[Some records]
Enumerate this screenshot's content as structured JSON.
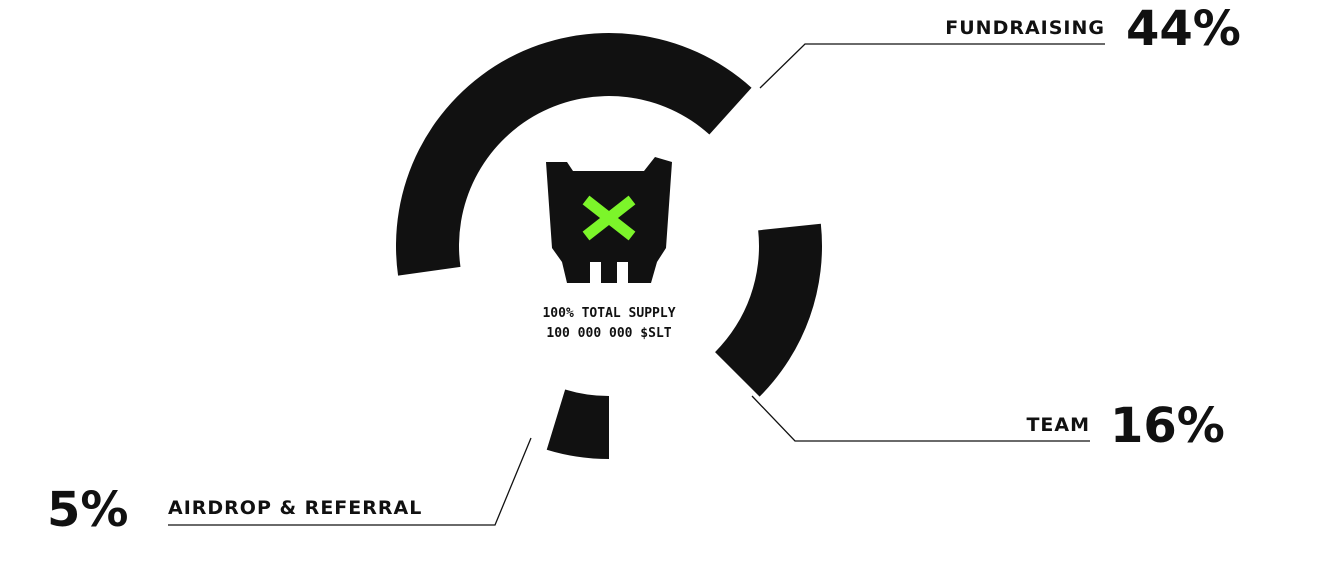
{
  "chart_data": {
    "type": "pie",
    "variant": "donut",
    "center_text": {
      "line1": "100% TOTAL SUPPLY",
      "line2": "100 000 000 $SLT"
    },
    "slices": [
      {
        "label": "FUNDRAISING",
        "value": 44,
        "value_text": "44%"
      },
      {
        "label": "TEAM",
        "value": 16,
        "value_text": "16%"
      },
      {
        "label": "AIRDROP & REFERRAL",
        "value": 5,
        "value_text": "5%"
      }
    ]
  },
  "colors": {
    "segment": "#111111",
    "logo_body": "#111111",
    "logo_x": "#7cf52a"
  },
  "icons": {
    "center_logo": "token-logo-icon",
    "center_mark": "x-mark-icon"
  }
}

* EXERCISE DIRECTIONS: Copy out the records above in full, exactly as written, but not the pictures.

* WRITTEN SOLUTION:
Enumerate this screenshot's content as structured JSON.
{
  "chart_data": {
    "type": "pie",
    "variant": "donut",
    "center_text": {
      "line1": "100% TOTAL SUPPLY",
      "line2": "100 000 000 $SLT"
    },
    "slices": [
      {
        "label": "FUNDRAISING",
        "value": 44,
        "value_text": "44%"
      },
      {
        "label": "TEAM",
        "value": 16,
        "value_text": "16%"
      },
      {
        "label": "AIRDROP & REFERRAL",
        "value": 5,
        "value_text": "5%"
      }
    ]
  },
  "colors": {
    "segment": "#111111",
    "logo_body": "#111111",
    "logo_x": "#7cf52a"
  },
  "icons": {
    "center_logo": "token-logo-icon",
    "center_mark": "x-mark-icon"
  }
}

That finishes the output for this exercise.